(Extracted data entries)
_ _ _ _

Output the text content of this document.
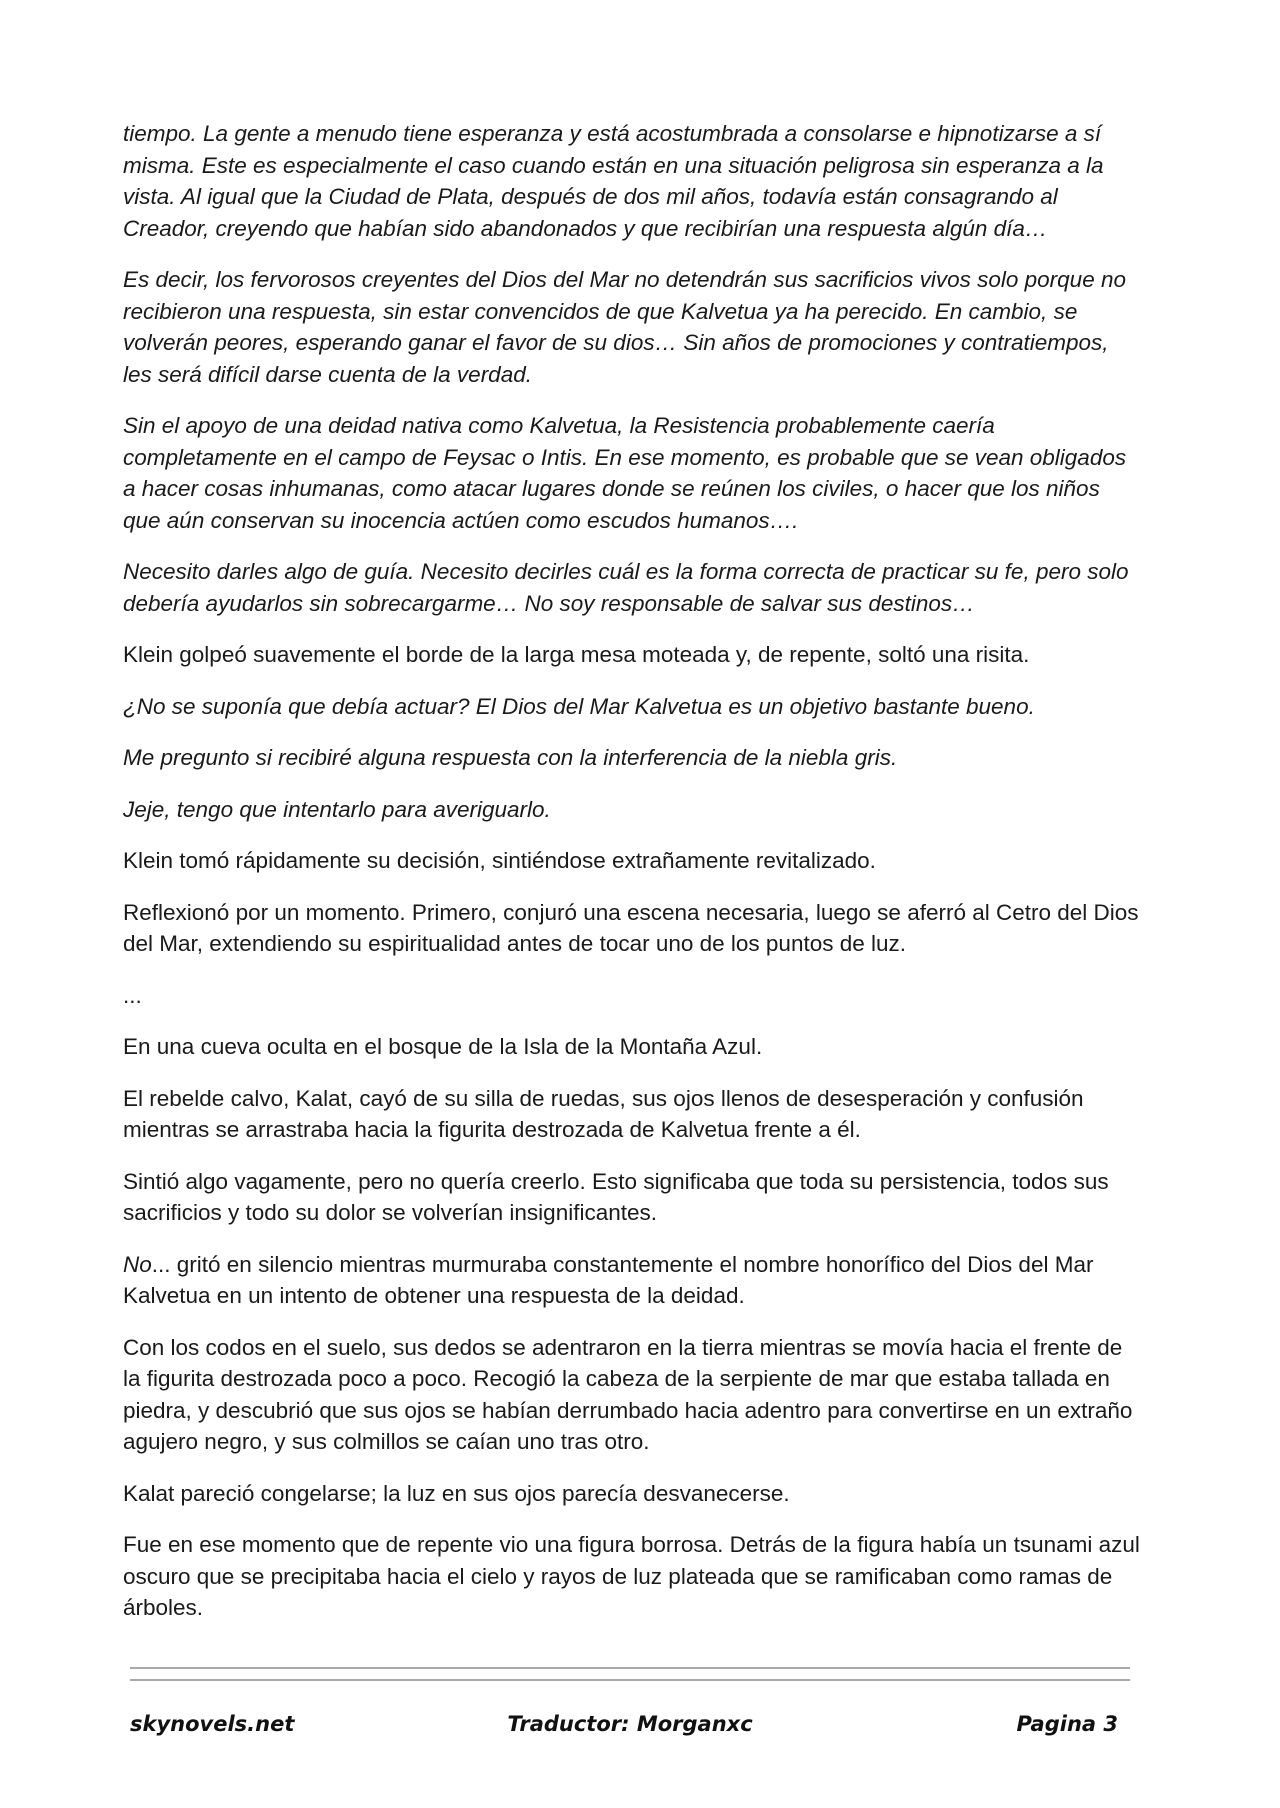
tiempo. La gente a menudo tiene esperanza y está acostumbrada a consolarse e hipnotizarse a sí misma. Este es especialmente el caso cuando están en una situación peligrosa sin esperanza a la vista. Al igual que la Ciudad de Plata, después de dos mil años, todavía están consagrando al Creador, creyendo que habían sido abandonados y que recibirían una respuesta algún día…

Es decir, los fervorosos creyentes del Dios del Mar no detendrán sus sacrificios vivos solo porque no recibieron una respuesta, sin estar convencidos de que Kalvetua ya ha perecido. En cambio, se volverán peores, esperando ganar el favor de su dios… Sin años de promociones y contratiempos, les será difícil darse cuenta de la verdad.

Sin el apoyo de una deidad nativa como Kalvetua, la Resistencia probablemente caería completamente en el campo de Feysac o Intis. En ese momento, es probable que se vean obligados a hacer cosas inhumanas, como atacar lugares donde se reúnen los civiles, o hacer que los niños que aún conservan su inocencia actúen como escudos humanos….

Necesito darles algo de guía. Necesito decirles cuál es la forma correcta de practicar su fe, pero solo debería ayudarlos sin sobrecargarme… No soy responsable de salvar sus destinos…

Klein golpeó suavemente el borde de la larga mesa moteada y, de repente, soltó una risita.

¿No se suponía que debía actuar? El Dios del Mar Kalvetua es un objetivo bastante bueno.

Me pregunto si recibiré alguna respuesta con la interferencia de la niebla gris.

Jeje, tengo que intentarlo para averiguarlo.

Klein tomó rápidamente su decisión, sintiéndose extrañamente revitalizado.

Reflexionó por un momento. Primero, conjuró una escena necesaria, luego se aferró al Cetro del Dios del Mar, extendiendo su espiritualidad antes de tocar uno de los puntos de luz.

...

En una cueva oculta en el bosque de la Isla de la Montaña Azul.

El rebelde calvo, Kalat, cayó de su silla de ruedas, sus ojos llenos de desesperación y confusión mientras se arrastraba hacia la figurita destrozada de Kalvetua frente a él.

Sintió algo vagamente, pero no quería creerlo. Esto significaba que toda su persistencia, todos sus sacrificios y todo su dolor se volverían insignificantes.

No... gritó en silencio mientras murmuraba constantemente el nombre honorífico del Dios del Mar Kalvetua en un intento de obtener una respuesta de la deidad.

Con los codos en el suelo, sus dedos se adentraron en la tierra mientras se movía hacia el frente de la figurita destrozada poco a poco. Recogió la cabeza de la serpiente de mar que estaba tallada en piedra, y descubrió que sus ojos se habían derrumbado hacia adentro para convertirse en un extraño agujero negro, y sus colmillos se caían uno tras otro.

Kalat pareció congelarse; la luz en sus ojos parecía desvanecerse.

Fue en ese momento que de repente vio una figura borrosa. Detrás de la figura había un tsunami azul oscuro que se precipitaba hacia el cielo y rayos de luz plateada que se ramificaban como ramas de árboles.

skynovels.net	Traductor: Morganxc	Pagina 3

_ _ _ _

Set task: Repeat all of the data above word for word, minus the pictures.

Finished task:
Output the text content of this document.
tiempo. La gente a menudo tiene esperanza y está acostumbrada a consolarse e hipnotizarse a sí misma. Este es especialmente el caso cuando están en una situación peligrosa sin esperanza a la vista. Al igual que la Ciudad de Plata, después de dos mil años, todavía están consagrando al Creador, creyendo que habían sido abandonados y que recibirían una respuesta algún día…

Es decir, los fervorosos creyentes del Dios del Mar no detendrán sus sacrificios vivos solo porque no recibieron una respuesta, sin estar convencidos de que Kalvetua ya ha perecido. En cambio, se volverán peores, esperando ganar el favor de su dios… Sin años de promociones y contratiempos, les será difícil darse cuenta de la verdad.

Sin el apoyo de una deidad nativa como Kalvetua, la Resistencia probablemente caería completamente en el campo de Feysac o Intis. En ese momento, es probable que se vean obligados a hacer cosas inhumanas, como atacar lugares donde se reúnen los civiles, o hacer que los niños que aún conservan su inocencia actúen como escudos humanos….

Necesito darles algo de guía. Necesito decirles cuál es la forma correcta de practicar su fe, pero solo debería ayudarlos sin sobrecargarme… No soy responsable de salvar sus destinos…

Klein golpeó suavemente el borde de la larga mesa moteada y, de repente, soltó una risita.

¿No se suponía que debía actuar? El Dios del Mar Kalvetua es un objetivo bastante bueno.

Me pregunto si recibiré alguna respuesta con la interferencia de la niebla gris.

Jeje, tengo que intentarlo para averiguarlo.

Klein tomó rápidamente su decisión, sintiéndose extrañamente revitalizado.

Reflexionó por un momento. Primero, conjuró una escena necesaria, luego se aferró al Cetro del Dios del Mar, extendiendo su espiritualidad antes de tocar uno de los puntos de luz.

...

En una cueva oculta en el bosque de la Isla de la Montaña Azul.

El rebelde calvo, Kalat, cayó de su silla de ruedas, sus ojos llenos de desesperación y confusión mientras se arrastraba hacia la figurita destrozada de Kalvetua frente a él.

Sintió algo vagamente, pero no quería creerlo. Esto significaba que toda su persistencia, todos sus sacrificios y todo su dolor se volverían insignificantes.

No... gritó en silencio mientras murmuraba constantemente el nombre honorífico del Dios del Mar Kalvetua en un intento de obtener una respuesta de la deidad.

Con los codos en el suelo, sus dedos se adentraron en la tierra mientras se movía hacia el frente de la figurita destrozada poco a poco. Recogió la cabeza de la serpiente de mar que estaba tallada en piedra, y descubrió que sus ojos se habían derrumbado hacia adentro para convertirse en un extraño agujero negro, y sus colmillos se caían uno tras otro.

Kalat pareció congelarse; la luz en sus ojos parecía desvanecerse.

Fue en ese momento que de repente vio una figura borrosa. Detrás de la figura había un tsunami azul oscuro que se precipitaba hacia el cielo y rayos de luz plateada que se ramificaban como ramas de árboles.

skynovels.net	Traductor: Morganxc	Pagina 3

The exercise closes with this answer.